**PROBLEM DESCRIPTION**
All the data should be repeated exactly. Any image in it is left out.
>> start MATERIAL FOR THIS TASK
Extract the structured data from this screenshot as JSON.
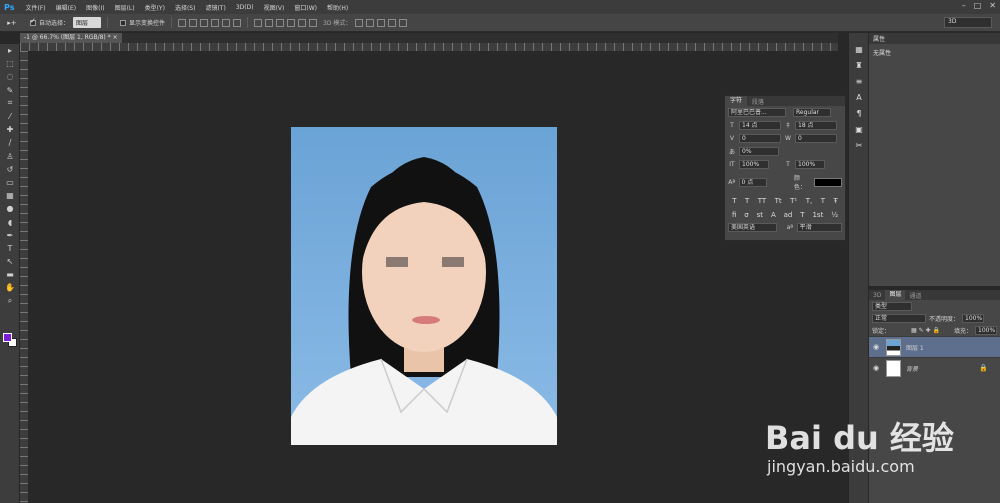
{
  "app": {
    "logo": "Ps"
  },
  "menu": [
    "文件(F)",
    "编辑(E)",
    "图像(I)",
    "图层(L)",
    "类型(Y)",
    "选择(S)",
    "滤镜(T)",
    "3D(D)",
    "视图(V)",
    "窗口(W)",
    "帮助(H)"
  ],
  "options": {
    "auto_select_label": "自动选择：",
    "auto_select_value": "图层",
    "show_transform_label": "显示变换控件",
    "mode_3d_label": "3D 模式：",
    "workspace": "3D"
  },
  "document_tab": {
    "label": "-1 @ 66.7% (图层 1, RGB/8) * ×"
  },
  "colors": {
    "foreground": "#7a1fd6",
    "background": "#ffffff",
    "accent": "#31a8ff"
  },
  "properties": {
    "tab": "属性",
    "content": "无属性"
  },
  "character": {
    "tabs": [
      "字符",
      "段落"
    ],
    "font_family": "阿里巴巴普...",
    "font_style": "Regular",
    "font_size": "14 点",
    "leading": "18 点",
    "kerning": "0",
    "tracking": "0",
    "scale_percent": "0%",
    "vertical_scale": "100%",
    "horizontal_scale": "100%",
    "baseline": "0 点",
    "color_label": "颜色：",
    "language": "美国英语",
    "antialias": "平滑",
    "styles": [
      "T",
      "T",
      "TT",
      "Tt",
      "T¹",
      "T,",
      "T",
      "Ŧ"
    ],
    "opentype": [
      "fi",
      "σ",
      "st",
      "A",
      "ad",
      "T",
      "1st",
      "½"
    ]
  },
  "layers": {
    "tabs": [
      "3D",
      "图层",
      "通道"
    ],
    "filter": "类型",
    "blend_mode": "正常",
    "opacity_label": "不透明度：",
    "opacity": "100%",
    "lock_label": "锁定：",
    "fill_label": "填充：",
    "fill": "100%",
    "items": [
      {
        "name": "图层 1"
      },
      {
        "name": "背景"
      }
    ]
  },
  "watermark": {
    "brand": "Bai du 经验",
    "url": "jingyan.baidu.com"
  }
}
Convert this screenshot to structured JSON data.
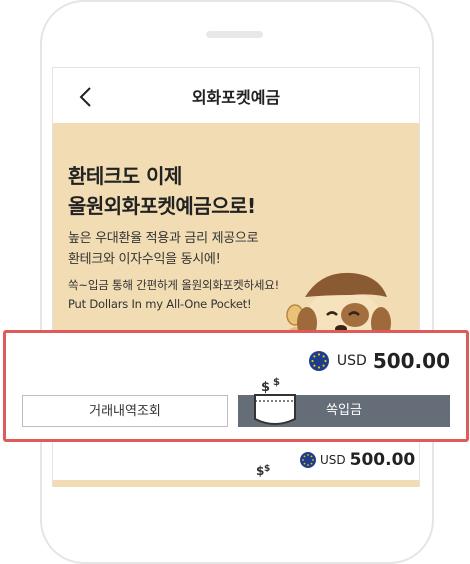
{
  "header": {
    "title": "외화포켓예금",
    "back_icon": "chevron-left-icon"
  },
  "banner": {
    "background": "#f1dcb3",
    "headline": [
      "환테크도 이제",
      "올원외화포켓예금으로!"
    ],
    "subtext": [
      "높은 우대환율 적용과 금리 제공으로",
      "환테크와 이자수익을 동시에!"
    ],
    "small_text": [
      "쏙~입금 통해 간편하게 올원외화포켓하세요!",
      "Put Dollars In my All-One Pocket!"
    ],
    "mascot_icon": "dog-mascot-icon"
  },
  "popup": {
    "border_color": "#e15a5a",
    "flag_icon": "eu-flag-icon",
    "currency": "USD",
    "amount": "500.00",
    "history_button": "거래내역조회",
    "deposit_button": "쏙입금",
    "deposit_color": "#656e78",
    "pocket_icon": "dollar-pocket-icon"
  },
  "bottom_preview": {
    "currency": "USD",
    "amount": "500.00"
  }
}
>> end MATERIAL FOR THIS TASK
**RESULT OF THE TASK**
Extract the structured data from this screenshot as JSON.
{
  "app": {
    "logo": "Ps"
  },
  "menu": [
    "文件(F)",
    "编辑(E)",
    "图像(I)",
    "图层(L)",
    "类型(Y)",
    "选择(S)",
    "滤镜(T)",
    "3D(D)",
    "视图(V)",
    "窗口(W)",
    "帮助(H)"
  ],
  "options": {
    "auto_select_label": "自动选择：",
    "auto_select_value": "图层",
    "show_transform_label": "显示变换控件",
    "mode_3d_label": "3D 模式：",
    "workspace": "3D"
  },
  "document_tab": {
    "label": "-1 @ 66.7% (图层 1, RGB/8) * ×"
  },
  "colors": {
    "foreground": "#7a1fd6",
    "background": "#ffffff",
    "accent": "#31a8ff"
  },
  "properties": {
    "tab": "属性",
    "content": "无属性"
  },
  "character": {
    "tabs": [
      "字符",
      "段落"
    ],
    "font_family": "阿里巴巴普...",
    "font_style": "Regular",
    "font_size": "14 点",
    "leading": "18 点",
    "kerning": "0",
    "tracking": "0",
    "scale_percent": "0%",
    "vertical_scale": "100%",
    "horizontal_scale": "100%",
    "baseline": "0 点",
    "color_label": "颜色：",
    "language": "美国英语",
    "antialias": "平滑",
    "styles": [
      "T",
      "T",
      "TT",
      "Tt",
      "T¹",
      "T,",
      "T",
      "Ŧ"
    ],
    "opentype": [
      "fi",
      "σ",
      "st",
      "A",
      "ad",
      "T",
      "1st",
      "½"
    ]
  },
  "layers": {
    "tabs": [
      "3D",
      "图层",
      "通道"
    ],
    "filter": "类型",
    "blend_mode": "正常",
    "opacity_label": "不透明度：",
    "opacity": "100%",
    "lock_label": "锁定：",
    "fill_label": "填充：",
    "fill": "100%",
    "items": [
      {
        "name": "图层 1"
      },
      {
        "name": "背景"
      }
    ]
  },
  "watermark": {
    "brand": "Bai du 经验",
    "url": "jingyan.baidu.com"
  }
}
Convert this screenshot to structured JSON data.
{
  "header": {
    "title": "외화포켓예금",
    "back_icon": "chevron-left-icon"
  },
  "banner": {
    "background": "#f1dcb3",
    "headline": [
      "환테크도 이제",
      "올원외화포켓예금으로!"
    ],
    "subtext": [
      "높은 우대환율 적용과 금리 제공으로",
      "환테크와 이자수익을 동시에!"
    ],
    "small_text": [
      "쏙~입금 통해 간편하게 올원외화포켓하세요!",
      "Put Dollars In my All-One Pocket!"
    ],
    "mascot_icon": "dog-mascot-icon"
  },
  "popup": {
    "border_color": "#e15a5a",
    "flag_icon": "eu-flag-icon",
    "currency": "USD",
    "amount": "500.00",
    "history_button": "거래내역조회",
    "deposit_button": "쏙입금",
    "deposit_color": "#656e78",
    "pocket_icon": "dollar-pocket-icon"
  },
  "bottom_preview": {
    "currency": "USD",
    "amount": "500.00"
  }
}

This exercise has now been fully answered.